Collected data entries
________________________________________

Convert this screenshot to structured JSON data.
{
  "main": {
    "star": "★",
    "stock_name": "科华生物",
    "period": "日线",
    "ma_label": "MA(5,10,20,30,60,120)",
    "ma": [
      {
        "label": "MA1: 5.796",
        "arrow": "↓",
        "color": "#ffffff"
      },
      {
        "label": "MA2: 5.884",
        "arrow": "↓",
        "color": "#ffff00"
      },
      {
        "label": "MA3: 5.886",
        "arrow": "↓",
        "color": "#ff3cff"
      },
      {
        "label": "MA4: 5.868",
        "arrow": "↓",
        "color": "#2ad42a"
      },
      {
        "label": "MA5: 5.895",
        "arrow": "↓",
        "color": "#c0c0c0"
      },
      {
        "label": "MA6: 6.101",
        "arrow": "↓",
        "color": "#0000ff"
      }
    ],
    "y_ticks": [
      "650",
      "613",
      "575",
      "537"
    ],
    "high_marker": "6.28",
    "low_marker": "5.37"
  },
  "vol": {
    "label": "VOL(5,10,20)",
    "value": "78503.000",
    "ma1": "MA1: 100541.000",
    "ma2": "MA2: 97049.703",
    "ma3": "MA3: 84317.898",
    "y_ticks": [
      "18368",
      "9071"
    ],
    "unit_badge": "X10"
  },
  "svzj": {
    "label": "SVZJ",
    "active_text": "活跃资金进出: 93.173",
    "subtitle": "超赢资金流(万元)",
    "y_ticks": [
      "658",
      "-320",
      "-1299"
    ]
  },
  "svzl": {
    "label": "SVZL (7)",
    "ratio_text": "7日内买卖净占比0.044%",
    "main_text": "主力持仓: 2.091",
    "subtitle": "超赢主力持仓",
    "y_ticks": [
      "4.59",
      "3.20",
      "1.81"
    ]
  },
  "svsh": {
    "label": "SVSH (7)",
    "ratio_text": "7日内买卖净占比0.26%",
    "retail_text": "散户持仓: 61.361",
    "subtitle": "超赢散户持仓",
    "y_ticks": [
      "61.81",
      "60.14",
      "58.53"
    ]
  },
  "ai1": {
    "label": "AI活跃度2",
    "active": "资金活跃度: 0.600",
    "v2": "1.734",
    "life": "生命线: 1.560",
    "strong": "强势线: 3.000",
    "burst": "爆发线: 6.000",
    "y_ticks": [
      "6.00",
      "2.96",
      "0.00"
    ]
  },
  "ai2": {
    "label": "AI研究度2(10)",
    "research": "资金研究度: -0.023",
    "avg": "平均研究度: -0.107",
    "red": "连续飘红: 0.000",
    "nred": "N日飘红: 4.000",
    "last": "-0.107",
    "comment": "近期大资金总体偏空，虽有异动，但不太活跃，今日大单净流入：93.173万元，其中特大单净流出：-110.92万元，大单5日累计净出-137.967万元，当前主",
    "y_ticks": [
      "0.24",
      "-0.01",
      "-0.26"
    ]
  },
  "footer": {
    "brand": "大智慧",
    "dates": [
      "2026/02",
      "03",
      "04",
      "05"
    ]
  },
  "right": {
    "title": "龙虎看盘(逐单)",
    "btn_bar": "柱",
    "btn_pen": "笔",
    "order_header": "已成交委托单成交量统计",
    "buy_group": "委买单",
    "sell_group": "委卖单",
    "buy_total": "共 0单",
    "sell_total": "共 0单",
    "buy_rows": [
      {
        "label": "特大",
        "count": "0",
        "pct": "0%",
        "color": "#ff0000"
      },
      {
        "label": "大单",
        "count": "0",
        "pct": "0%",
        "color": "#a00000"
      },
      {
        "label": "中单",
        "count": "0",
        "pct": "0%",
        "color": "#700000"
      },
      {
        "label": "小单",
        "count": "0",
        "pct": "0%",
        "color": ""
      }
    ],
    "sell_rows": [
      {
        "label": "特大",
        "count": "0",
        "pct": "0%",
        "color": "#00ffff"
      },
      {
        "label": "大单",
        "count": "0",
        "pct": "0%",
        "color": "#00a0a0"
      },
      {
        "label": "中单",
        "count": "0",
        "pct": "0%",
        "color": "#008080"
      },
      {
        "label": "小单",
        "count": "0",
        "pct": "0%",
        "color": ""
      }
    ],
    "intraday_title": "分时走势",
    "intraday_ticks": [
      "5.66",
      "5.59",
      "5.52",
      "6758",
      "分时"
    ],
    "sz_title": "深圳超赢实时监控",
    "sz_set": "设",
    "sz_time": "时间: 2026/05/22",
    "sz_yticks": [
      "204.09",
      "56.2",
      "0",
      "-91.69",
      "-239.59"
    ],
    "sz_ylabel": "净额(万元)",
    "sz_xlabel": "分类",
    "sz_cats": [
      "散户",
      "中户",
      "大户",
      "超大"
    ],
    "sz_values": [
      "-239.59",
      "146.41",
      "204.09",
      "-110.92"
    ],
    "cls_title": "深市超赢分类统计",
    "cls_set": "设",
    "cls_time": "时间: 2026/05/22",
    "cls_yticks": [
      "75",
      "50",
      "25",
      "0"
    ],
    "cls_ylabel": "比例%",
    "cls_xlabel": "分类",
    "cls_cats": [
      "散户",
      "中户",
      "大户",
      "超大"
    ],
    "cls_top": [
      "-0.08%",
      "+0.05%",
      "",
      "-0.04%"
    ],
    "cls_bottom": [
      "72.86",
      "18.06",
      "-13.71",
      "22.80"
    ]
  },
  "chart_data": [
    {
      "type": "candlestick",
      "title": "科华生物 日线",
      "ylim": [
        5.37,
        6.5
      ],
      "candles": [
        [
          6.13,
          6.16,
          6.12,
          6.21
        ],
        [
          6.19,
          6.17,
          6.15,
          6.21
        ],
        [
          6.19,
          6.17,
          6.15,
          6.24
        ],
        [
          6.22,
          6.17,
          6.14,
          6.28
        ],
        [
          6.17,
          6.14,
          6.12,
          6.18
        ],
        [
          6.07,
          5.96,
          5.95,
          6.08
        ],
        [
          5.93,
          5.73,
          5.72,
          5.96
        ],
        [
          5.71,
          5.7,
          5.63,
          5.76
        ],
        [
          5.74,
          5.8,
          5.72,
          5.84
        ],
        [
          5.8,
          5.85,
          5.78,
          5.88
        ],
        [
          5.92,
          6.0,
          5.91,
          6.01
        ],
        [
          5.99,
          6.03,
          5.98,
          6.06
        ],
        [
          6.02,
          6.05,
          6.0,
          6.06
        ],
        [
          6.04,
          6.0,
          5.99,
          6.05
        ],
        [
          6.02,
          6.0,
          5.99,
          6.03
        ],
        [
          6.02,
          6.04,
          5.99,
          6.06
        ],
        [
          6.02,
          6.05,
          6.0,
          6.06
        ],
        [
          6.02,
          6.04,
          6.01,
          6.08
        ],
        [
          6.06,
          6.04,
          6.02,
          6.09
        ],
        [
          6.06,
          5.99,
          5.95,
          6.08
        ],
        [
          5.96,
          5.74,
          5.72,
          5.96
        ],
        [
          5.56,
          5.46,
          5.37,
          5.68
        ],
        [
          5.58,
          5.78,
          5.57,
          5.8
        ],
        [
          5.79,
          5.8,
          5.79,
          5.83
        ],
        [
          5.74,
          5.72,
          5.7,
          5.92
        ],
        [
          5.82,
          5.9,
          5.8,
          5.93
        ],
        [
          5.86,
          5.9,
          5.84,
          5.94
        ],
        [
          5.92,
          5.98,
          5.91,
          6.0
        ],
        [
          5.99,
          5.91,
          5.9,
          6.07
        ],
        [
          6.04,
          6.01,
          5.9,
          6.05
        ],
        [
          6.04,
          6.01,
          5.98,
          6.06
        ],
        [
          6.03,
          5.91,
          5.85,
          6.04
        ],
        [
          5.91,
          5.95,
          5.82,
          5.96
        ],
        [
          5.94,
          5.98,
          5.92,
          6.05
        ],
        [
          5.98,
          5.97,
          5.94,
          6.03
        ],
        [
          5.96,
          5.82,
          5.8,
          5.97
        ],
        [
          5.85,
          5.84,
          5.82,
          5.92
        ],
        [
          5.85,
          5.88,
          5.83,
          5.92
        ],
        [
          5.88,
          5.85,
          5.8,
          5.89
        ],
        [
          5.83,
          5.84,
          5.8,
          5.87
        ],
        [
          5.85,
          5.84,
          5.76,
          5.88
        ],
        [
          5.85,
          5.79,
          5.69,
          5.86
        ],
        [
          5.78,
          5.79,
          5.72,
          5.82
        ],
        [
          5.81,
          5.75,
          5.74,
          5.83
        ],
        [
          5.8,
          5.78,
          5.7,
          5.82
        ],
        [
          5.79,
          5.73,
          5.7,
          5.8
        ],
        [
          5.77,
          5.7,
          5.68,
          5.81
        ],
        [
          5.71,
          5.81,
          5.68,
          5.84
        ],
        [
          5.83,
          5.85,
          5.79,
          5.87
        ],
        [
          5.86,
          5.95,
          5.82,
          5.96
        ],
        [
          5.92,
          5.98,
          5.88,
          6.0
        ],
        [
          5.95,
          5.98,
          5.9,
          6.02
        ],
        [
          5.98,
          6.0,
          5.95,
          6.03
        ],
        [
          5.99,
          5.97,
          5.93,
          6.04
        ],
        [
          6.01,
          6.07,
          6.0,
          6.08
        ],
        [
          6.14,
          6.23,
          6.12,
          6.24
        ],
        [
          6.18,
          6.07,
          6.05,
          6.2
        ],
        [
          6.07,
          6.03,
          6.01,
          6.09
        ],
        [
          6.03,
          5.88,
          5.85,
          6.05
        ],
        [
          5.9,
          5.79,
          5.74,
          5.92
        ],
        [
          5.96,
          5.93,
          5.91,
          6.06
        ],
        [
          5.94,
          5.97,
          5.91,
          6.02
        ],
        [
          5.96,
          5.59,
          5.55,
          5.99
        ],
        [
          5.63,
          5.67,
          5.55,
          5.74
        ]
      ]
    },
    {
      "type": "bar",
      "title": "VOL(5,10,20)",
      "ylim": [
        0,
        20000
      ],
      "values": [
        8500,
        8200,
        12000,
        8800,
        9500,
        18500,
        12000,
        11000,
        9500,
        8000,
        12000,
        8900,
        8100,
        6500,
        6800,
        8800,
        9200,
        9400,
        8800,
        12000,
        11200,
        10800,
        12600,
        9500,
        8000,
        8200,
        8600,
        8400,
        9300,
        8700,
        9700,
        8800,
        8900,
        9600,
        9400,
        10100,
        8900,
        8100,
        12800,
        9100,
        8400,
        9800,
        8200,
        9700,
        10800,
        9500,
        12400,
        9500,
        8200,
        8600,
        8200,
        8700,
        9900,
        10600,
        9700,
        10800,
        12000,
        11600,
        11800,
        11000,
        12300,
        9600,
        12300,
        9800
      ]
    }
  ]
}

________________________________________

What you will do
Each line containing "subtitle" counts once; state the total number of such lines and nothing else.

Written response
3